## What the task asks:
Every single entry below should be reproduced verbatim.

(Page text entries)
===============
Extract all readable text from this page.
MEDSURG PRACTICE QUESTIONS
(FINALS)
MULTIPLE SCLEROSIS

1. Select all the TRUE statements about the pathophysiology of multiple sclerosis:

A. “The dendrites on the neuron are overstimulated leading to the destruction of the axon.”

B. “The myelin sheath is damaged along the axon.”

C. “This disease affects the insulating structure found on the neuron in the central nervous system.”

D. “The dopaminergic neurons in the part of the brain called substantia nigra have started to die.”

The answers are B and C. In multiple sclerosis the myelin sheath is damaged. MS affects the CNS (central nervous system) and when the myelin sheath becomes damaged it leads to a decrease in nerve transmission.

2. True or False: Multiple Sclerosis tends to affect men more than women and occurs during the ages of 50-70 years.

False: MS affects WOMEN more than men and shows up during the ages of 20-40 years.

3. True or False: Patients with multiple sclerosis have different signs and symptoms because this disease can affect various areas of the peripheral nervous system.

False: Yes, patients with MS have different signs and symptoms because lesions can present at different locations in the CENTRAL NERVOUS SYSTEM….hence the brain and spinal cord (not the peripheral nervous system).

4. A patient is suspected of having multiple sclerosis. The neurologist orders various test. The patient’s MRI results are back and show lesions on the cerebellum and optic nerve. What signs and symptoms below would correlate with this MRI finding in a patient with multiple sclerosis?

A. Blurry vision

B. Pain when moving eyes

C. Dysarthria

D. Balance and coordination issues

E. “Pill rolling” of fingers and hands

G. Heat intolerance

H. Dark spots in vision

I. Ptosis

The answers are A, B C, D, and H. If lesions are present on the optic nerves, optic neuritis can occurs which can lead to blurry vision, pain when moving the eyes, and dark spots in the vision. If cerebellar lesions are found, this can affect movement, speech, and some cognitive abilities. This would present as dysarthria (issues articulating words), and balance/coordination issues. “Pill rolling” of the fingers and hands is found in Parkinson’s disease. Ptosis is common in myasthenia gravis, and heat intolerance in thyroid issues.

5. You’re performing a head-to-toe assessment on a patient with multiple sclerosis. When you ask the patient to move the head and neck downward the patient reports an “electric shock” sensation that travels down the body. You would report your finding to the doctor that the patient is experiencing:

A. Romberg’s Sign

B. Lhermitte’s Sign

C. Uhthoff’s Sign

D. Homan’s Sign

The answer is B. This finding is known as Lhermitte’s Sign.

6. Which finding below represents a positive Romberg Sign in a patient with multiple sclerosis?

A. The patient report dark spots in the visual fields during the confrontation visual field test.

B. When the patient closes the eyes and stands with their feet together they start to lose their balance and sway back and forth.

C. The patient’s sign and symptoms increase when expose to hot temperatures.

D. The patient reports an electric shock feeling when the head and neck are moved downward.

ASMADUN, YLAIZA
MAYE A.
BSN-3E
===============
## Answer to this problem:
Extract all readable text from this page.
MEDSURG PRACTICE QUESTIONS
(FINALS)
MULTIPLE SCLEROSIS

1. Select all the TRUE statements about the pathophysiology of multiple sclerosis:

A. “The dendrites on the neuron are overstimulated leading to the destruction of the axon.”

B. “The myelin sheath is damaged along the axon.”

C. “This disease affects the insulating structure found on the neuron in the central nervous system.”

D. “The dopaminergic neurons in the part of the brain called substantia nigra have started to die.”

The answers are B and C. In multiple sclerosis the myelin sheath is damaged. MS affects the CNS (central nervous system) and when the myelin sheath becomes damaged it leads to a decrease in nerve transmission.

2. True or False: Multiple Sclerosis tends to affect men more than women and occurs during the ages of 50-70 years.

False: MS affects WOMEN more than men and shows up during the ages of 20-40 years.

3. True or False: Patients with multiple sclerosis have different signs and symptoms because this disease can affect various areas of the peripheral nervous system.

False: Yes, patients with MS have different signs and symptoms because lesions can present at different locations in the CENTRAL NERVOUS SYSTEM….hence the brain and spinal cord (not the peripheral nervous system).

4. A patient is suspected of having multiple sclerosis. The neurologist orders various test. The patient’s MRI results are back and show lesions on the cerebellum and optic nerve. What signs and symptoms below would correlate with this MRI finding in a patient with multiple sclerosis?

A. Blurry vision

B. Pain when moving eyes

C. Dysarthria

D. Balance and coordination issues

E. “Pill rolling” of fingers and hands

G. Heat intolerance

H. Dark spots in vision

I. Ptosis

The answers are A, B C, D, and H. If lesions are present on the optic nerves, optic neuritis can occurs which can lead to blurry vision, pain when moving the eyes, and dark spots in the vision. If cerebellar lesions are found, this can affect movement, speech, and some cognitive abilities. This would present as dysarthria (issues articulating words), and balance/coordination issues. “Pill rolling” of the fingers and hands is found in Parkinson’s disease. Ptosis is common in myasthenia gravis, and heat intolerance in thyroid issues.

5. You’re performing a head-to-toe assessment on a patient with multiple sclerosis. When you ask the patient to move the head and neck downward the patient reports an “electric shock” sensation that travels down the body. You would report your finding to the doctor that the patient is experiencing:

A. Romberg’s Sign

B. Lhermitte’s Sign

C. Uhthoff’s Sign

D. Homan’s Sign

The answer is B. This finding is known as Lhermitte’s Sign.

6. Which finding below represents a positive Romberg Sign in a patient with multiple sclerosis?

A. The patient report dark spots in the visual fields during the confrontation visual field test.

B. When the patient closes the eyes and stands with their feet together they start to lose their balance and sway back and forth.

C. The patient’s sign and symptoms increase when expose to hot temperatures.

D. The patient reports an electric shock feeling when the head and neck are moved downward.

ASMADUN, YLAIZA
MAYE A.
BSN-3E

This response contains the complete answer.